Work to complete
Pick out and copy every line below that has the word "Dashboard".

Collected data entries
====
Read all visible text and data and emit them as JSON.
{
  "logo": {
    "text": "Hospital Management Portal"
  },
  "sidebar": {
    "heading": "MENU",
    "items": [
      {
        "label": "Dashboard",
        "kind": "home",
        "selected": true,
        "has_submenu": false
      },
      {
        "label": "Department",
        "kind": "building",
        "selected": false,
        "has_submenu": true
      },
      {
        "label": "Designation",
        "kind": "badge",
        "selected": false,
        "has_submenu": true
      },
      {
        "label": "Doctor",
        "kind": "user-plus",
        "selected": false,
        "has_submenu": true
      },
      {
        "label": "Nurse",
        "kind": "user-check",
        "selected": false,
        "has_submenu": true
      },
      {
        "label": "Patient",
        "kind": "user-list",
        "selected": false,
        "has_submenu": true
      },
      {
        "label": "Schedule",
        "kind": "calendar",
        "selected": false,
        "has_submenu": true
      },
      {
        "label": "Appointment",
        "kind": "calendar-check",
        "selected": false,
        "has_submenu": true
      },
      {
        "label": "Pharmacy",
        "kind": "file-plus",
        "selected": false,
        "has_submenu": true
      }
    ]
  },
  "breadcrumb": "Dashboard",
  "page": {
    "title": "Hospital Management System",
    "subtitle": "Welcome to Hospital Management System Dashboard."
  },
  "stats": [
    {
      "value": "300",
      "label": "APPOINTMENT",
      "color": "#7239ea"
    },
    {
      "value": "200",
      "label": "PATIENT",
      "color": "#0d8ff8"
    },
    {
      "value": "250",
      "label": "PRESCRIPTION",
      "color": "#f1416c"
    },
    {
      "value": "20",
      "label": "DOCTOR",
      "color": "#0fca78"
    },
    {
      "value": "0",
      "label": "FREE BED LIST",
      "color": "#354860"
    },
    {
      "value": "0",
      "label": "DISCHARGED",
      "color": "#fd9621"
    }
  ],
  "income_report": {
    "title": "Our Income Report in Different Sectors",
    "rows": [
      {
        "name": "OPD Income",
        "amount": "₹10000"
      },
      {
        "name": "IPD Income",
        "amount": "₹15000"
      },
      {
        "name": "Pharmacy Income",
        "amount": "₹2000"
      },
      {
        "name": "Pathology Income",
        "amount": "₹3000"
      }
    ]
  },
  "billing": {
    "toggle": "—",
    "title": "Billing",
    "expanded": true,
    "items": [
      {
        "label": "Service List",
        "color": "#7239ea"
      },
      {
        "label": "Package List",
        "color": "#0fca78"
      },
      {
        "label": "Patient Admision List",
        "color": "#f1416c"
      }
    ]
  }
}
====
Worked solution
        "label": "Dashboard",
  "breadcrumb": "Dashboard",
    "subtitle": "Welcome to Hospital Management System Dashboard."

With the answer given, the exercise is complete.